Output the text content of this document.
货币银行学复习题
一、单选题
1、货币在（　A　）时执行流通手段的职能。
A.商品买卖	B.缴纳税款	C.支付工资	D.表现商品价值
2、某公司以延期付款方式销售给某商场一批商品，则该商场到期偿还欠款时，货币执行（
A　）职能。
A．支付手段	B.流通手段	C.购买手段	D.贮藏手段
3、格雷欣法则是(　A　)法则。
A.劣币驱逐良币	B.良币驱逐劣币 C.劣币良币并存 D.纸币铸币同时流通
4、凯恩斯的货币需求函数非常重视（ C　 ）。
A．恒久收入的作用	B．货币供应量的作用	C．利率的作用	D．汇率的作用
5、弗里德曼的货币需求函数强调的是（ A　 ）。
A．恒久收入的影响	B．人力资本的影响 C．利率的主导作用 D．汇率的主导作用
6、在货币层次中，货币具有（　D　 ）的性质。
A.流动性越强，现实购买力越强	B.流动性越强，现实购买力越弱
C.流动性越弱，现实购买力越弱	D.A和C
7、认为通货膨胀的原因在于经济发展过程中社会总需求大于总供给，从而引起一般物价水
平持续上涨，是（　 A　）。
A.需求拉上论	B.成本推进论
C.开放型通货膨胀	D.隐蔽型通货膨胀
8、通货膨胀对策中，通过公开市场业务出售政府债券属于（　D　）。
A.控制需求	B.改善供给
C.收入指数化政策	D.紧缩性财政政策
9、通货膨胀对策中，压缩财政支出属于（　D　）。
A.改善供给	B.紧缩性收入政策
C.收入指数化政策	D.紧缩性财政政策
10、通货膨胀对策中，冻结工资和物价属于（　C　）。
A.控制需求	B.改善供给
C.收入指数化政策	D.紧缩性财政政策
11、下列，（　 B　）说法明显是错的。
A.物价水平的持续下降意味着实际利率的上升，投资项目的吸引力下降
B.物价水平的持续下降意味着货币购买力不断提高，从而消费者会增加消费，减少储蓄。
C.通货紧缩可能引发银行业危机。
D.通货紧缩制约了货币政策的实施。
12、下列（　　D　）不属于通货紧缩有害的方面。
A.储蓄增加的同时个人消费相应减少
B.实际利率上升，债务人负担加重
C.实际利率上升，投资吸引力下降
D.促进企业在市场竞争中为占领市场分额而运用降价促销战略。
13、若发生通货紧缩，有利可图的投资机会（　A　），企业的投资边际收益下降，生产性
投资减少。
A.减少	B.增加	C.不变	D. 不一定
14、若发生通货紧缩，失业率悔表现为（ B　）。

---+---

REQUIREMENTS
Repeat the records above exactly, leaving none out.

EXERCISE RESULT
Output the text content of this document.
货币银行学复习题
一、单选题
1、货币在（　A　）时执行流通手段的职能。
A.商品买卖	B.缴纳税款	C.支付工资	D.表现商品价值
2、某公司以延期付款方式销售给某商场一批商品，则该商场到期偿还欠款时，货币执行（
A　）职能。
A．支付手段	B.流通手段	C.购买手段	D.贮藏手段
3、格雷欣法则是(　A　)法则。
A.劣币驱逐良币	B.良币驱逐劣币 C.劣币良币并存 D.纸币铸币同时流通
4、凯恩斯的货币需求函数非常重视（ C　 ）。
A．恒久收入的作用	B．货币供应量的作用	C．利率的作用	D．汇率的作用
5、弗里德曼的货币需求函数强调的是（ A　 ）。
A．恒久收入的影响	B．人力资本的影响 C．利率的主导作用 D．汇率的主导作用
6、在货币层次中，货币具有（　D　 ）的性质。
A.流动性越强，现实购买力越强	B.流动性越强，现实购买力越弱
C.流动性越弱，现实购买力越弱	D.A和C
7、认为通货膨胀的原因在于经济发展过程中社会总需求大于总供给，从而引起一般物价水
平持续上涨，是（　 A　）。
A.需求拉上论	B.成本推进论
C.开放型通货膨胀	D.隐蔽型通货膨胀
8、通货膨胀对策中，通过公开市场业务出售政府债券属于（　D　）。
A.控制需求	B.改善供给
C.收入指数化政策	D.紧缩性财政政策
9、通货膨胀对策中，压缩财政支出属于（　D　）。
A.改善供给	B.紧缩性收入政策
C.收入指数化政策	D.紧缩性财政政策
10、通货膨胀对策中，冻结工资和物价属于（　C　）。
A.控制需求	B.改善供给
C.收入指数化政策	D.紧缩性财政政策
11、下列，（　 B　）说法明显是错的。
A.物价水平的持续下降意味着实际利率的上升，投资项目的吸引力下降
B.物价水平的持续下降意味着货币购买力不断提高，从而消费者会增加消费，减少储蓄。
C.通货紧缩可能引发银行业危机。
D.通货紧缩制约了货币政策的实施。
12、下列（　　D　）不属于通货紧缩有害的方面。
A.储蓄增加的同时个人消费相应减少
B.实际利率上升，债务人负担加重
C.实际利率上升，投资吸引力下降
D.促进企业在市场竞争中为占领市场分额而运用降价促销战略。
13、若发生通货紧缩，有利可图的投资机会（　A　），企业的投资边际收益下降，生产性
投资减少。
A.减少	B.增加	C.不变	D. 不一定
14、若发生通货紧缩，失业率悔表现为（ B　）。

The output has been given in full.